INFORMATION SHOWN.
_ _ _ _ _ _ _

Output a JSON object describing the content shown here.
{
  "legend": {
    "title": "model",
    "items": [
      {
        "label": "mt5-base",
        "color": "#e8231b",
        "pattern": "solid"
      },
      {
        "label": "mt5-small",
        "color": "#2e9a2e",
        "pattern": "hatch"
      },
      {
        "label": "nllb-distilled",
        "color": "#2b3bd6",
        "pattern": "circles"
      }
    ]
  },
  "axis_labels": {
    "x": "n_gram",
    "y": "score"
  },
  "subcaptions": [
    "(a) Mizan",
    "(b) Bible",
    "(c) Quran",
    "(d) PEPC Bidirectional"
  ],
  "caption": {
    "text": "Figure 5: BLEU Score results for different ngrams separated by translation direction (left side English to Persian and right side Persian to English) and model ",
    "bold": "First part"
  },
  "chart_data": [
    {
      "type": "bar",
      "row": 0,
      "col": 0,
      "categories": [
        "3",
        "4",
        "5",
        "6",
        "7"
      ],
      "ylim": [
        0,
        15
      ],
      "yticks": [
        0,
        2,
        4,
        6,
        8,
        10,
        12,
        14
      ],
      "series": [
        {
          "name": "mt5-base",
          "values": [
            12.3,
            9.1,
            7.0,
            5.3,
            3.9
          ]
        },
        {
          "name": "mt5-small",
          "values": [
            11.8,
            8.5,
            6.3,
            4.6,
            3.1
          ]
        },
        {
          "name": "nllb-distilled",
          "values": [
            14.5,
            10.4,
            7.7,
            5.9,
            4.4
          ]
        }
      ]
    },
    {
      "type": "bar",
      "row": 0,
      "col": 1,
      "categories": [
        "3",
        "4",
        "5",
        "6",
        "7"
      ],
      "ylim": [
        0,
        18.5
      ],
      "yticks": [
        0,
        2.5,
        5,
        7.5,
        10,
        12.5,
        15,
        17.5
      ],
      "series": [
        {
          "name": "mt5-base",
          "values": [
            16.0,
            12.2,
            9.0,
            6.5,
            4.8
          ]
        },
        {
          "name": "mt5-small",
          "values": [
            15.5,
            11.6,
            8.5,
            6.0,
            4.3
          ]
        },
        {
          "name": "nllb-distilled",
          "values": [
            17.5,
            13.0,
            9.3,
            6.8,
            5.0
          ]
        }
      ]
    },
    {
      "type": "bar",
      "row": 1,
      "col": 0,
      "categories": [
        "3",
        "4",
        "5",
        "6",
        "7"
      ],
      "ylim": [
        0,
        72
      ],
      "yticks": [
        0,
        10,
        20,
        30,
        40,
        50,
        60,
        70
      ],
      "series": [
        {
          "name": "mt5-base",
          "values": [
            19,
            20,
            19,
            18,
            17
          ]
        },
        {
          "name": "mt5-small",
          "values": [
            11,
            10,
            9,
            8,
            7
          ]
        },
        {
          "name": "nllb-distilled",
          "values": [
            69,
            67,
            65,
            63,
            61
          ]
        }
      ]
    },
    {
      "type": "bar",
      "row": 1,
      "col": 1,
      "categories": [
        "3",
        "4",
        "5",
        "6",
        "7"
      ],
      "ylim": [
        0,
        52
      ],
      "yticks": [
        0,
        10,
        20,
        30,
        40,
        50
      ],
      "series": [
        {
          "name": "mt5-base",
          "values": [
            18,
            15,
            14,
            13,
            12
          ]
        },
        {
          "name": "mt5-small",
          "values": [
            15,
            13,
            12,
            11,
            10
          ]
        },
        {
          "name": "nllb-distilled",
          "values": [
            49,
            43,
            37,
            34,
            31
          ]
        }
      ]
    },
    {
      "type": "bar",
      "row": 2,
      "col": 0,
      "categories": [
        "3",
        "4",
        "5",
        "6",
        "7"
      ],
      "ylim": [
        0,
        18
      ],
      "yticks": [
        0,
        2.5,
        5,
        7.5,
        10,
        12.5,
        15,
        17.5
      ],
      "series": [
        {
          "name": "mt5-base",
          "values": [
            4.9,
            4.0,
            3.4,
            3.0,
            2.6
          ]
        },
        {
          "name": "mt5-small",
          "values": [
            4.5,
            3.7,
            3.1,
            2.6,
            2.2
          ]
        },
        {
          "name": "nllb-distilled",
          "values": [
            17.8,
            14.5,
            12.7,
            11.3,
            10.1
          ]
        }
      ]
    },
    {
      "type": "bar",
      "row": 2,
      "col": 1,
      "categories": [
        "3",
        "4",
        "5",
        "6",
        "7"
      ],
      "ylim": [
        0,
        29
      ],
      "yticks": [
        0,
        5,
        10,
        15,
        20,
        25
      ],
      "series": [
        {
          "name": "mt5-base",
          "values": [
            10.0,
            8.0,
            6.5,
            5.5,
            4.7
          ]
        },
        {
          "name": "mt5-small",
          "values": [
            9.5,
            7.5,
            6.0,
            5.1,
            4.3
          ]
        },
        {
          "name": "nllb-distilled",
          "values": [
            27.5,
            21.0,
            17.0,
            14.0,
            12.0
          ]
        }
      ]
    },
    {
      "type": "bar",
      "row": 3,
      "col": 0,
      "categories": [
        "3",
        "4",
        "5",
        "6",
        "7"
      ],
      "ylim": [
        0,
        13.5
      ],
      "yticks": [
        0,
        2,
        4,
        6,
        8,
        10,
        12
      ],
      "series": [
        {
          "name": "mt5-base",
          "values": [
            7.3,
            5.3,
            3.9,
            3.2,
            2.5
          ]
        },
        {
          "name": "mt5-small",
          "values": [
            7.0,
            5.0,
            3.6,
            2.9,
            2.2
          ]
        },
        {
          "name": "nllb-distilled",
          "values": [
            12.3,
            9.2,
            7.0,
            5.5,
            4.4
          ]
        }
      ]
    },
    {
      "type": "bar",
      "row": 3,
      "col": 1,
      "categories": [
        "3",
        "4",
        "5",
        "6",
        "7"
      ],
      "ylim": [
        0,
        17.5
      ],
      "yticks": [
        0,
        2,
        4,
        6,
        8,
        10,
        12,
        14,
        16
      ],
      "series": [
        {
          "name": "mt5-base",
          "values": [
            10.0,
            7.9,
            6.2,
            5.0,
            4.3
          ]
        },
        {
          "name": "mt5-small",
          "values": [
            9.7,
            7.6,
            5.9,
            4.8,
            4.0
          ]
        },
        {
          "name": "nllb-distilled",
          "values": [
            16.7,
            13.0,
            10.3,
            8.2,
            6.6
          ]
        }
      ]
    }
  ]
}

_ _ _ _ _ _ _

WHAT THE EXERCISE ASKS. Show the data once more, exactly as it was written.

ANSWER.
Output a JSON object describing the content shown here.
{
  "legend": {
    "title": "model",
    "items": [
      {
        "label": "mt5-base",
        "color": "#e8231b",
        "pattern": "solid"
      },
      {
        "label": "mt5-small",
        "color": "#2e9a2e",
        "pattern": "hatch"
      },
      {
        "label": "nllb-distilled",
        "color": "#2b3bd6",
        "pattern": "circles"
      }
    ]
  },
  "axis_labels": {
    "x": "n_gram",
    "y": "score"
  },
  "subcaptions": [
    "(a) Mizan",
    "(b) Bible",
    "(c) Quran",
    "(d) PEPC Bidirectional"
  ],
  "caption": {
    "text": "Figure 5: BLEU Score results for different ngrams separated by translation direction (left side English to Persian and right side Persian to English) and model ",
    "bold": "First part"
  },
  "chart_data": [
    {
      "type": "bar",
      "row": 0,
      "col": 0,
      "categories": [
        "3",
        "4",
        "5",
        "6",
        "7"
      ],
      "ylim": [
        0,
        15
      ],
      "yticks": [
        0,
        2,
        4,
        6,
        8,
        10,
        12,
        14
      ],
      "series": [
        {
          "name": "mt5-base",
          "values": [
            12.3,
            9.1,
            7.0,
            5.3,
            3.9
          ]
        },
        {
          "name": "mt5-small",
          "values": [
            11.8,
            8.5,
            6.3,
            4.6,
            3.1
          ]
        },
        {
          "name": "nllb-distilled",
          "values": [
            14.5,
            10.4,
            7.7,
            5.9,
            4.4
          ]
        }
      ]
    },
    {
      "type": "bar",
      "row": 0,
      "col": 1,
      "categories": [
        "3",
        "4",
        "5",
        "6",
        "7"
      ],
      "ylim": [
        0,
        18.5
      ],
      "yticks": [
        0,
        2.5,
        5,
        7.5,
        10,
        12.5,
        15,
        17.5
      ],
      "series": [
        {
          "name": "mt5-base",
          "values": [
            16.0,
            12.2,
            9.0,
            6.5,
            4.8
          ]
        },
        {
          "name": "mt5-small",
          "values": [
            15.5,
            11.6,
            8.5,
            6.0,
            4.3
          ]
        },
        {
          "name": "nllb-distilled",
          "values": [
            17.5,
            13.0,
            9.3,
            6.8,
            5.0
          ]
        }
      ]
    },
    {
      "type": "bar",
      "row": 1,
      "col": 0,
      "categories": [
        "3",
        "4",
        "5",
        "6",
        "7"
      ],
      "ylim": [
        0,
        72
      ],
      "yticks": [
        0,
        10,
        20,
        30,
        40,
        50,
        60,
        70
      ],
      "series": [
        {
          "name": "mt5-base",
          "values": [
            19,
            20,
            19,
            18,
            17
          ]
        },
        {
          "name": "mt5-small",
          "values": [
            11,
            10,
            9,
            8,
            7
          ]
        },
        {
          "name": "nllb-distilled",
          "values": [
            69,
            67,
            65,
            63,
            61
          ]
        }
      ]
    },
    {
      "type": "bar",
      "row": 1,
      "col": 1,
      "categories": [
        "3",
        "4",
        "5",
        "6",
        "7"
      ],
      "ylim": [
        0,
        52
      ],
      "yticks": [
        0,
        10,
        20,
        30,
        40,
        50
      ],
      "series": [
        {
          "name": "mt5-base",
          "values": [
            18,
            15,
            14,
            13,
            12
          ]
        },
        {
          "name": "mt5-small",
          "values": [
            15,
            13,
            12,
            11,
            10
          ]
        },
        {
          "name": "nllb-distilled",
          "values": [
            49,
            43,
            37,
            34,
            31
          ]
        }
      ]
    },
    {
      "type": "bar",
      "row": 2,
      "col": 0,
      "categories": [
        "3",
        "4",
        "5",
        "6",
        "7"
      ],
      "ylim": [
        0,
        18
      ],
      "yticks": [
        0,
        2.5,
        5,
        7.5,
        10,
        12.5,
        15,
        17.5
      ],
      "series": [
        {
          "name": "mt5-base",
          "values": [
            4.9,
            4.0,
            3.4,
            3.0,
            2.6
          ]
        },
        {
          "name": "mt5-small",
          "values": [
            4.5,
            3.7,
            3.1,
            2.6,
            2.2
          ]
        },
        {
          "name": "nllb-distilled",
          "values": [
            17.8,
            14.5,
            12.7,
            11.3,
            10.1
          ]
        }
      ]
    },
    {
      "type": "bar",
      "row": 2,
      "col": 1,
      "categories": [
        "3",
        "4",
        "5",
        "6",
        "7"
      ],
      "ylim": [
        0,
        29
      ],
      "yticks": [
        0,
        5,
        10,
        15,
        20,
        25
      ],
      "series": [
        {
          "name": "mt5-base",
          "values": [
            10.0,
            8.0,
            6.5,
            5.5,
            4.7
          ]
        },
        {
          "name": "mt5-small",
          "values": [
            9.5,
            7.5,
            6.0,
            5.1,
            4.3
          ]
        },
        {
          "name": "nllb-distilled",
          "values": [
            27.5,
            21.0,
            17.0,
            14.0,
            12.0
          ]
        }
      ]
    },
    {
      "type": "bar",
      "row": 3,
      "col": 0,
      "categories": [
        "3",
        "4",
        "5",
        "6",
        "7"
      ],
      "ylim": [
        0,
        13.5
      ],
      "yticks": [
        0,
        2,
        4,
        6,
        8,
        10,
        12
      ],
      "series": [
        {
          "name": "mt5-base",
          "values": [
            7.3,
            5.3,
            3.9,
            3.2,
            2.5
          ]
        },
        {
          "name": "mt5-small",
          "values": [
            7.0,
            5.0,
            3.6,
            2.9,
            2.2
          ]
        },
        {
          "name": "nllb-distilled",
          "values": [
            12.3,
            9.2,
            7.0,
            5.5,
            4.4
          ]
        }
      ]
    },
    {
      "type": "bar",
      "row": 3,
      "col": 1,
      "categories": [
        "3",
        "4",
        "5",
        "6",
        "7"
      ],
      "ylim": [
        0,
        17.5
      ],
      "yticks": [
        0,
        2,
        4,
        6,
        8,
        10,
        12,
        14,
        16
      ],
      "series": [
        {
          "name": "mt5-base",
          "values": [
            10.0,
            7.9,
            6.2,
            5.0,
            4.3
          ]
        },
        {
          "name": "mt5-small",
          "values": [
            9.7,
            7.6,
            5.9,
            4.8,
            4.0
          ]
        },
        {
          "name": "nllb-distilled",
          "values": [
            16.7,
            13.0,
            10.3,
            8.2,
            6.6
          ]
        }
      ]
    }
  ]
}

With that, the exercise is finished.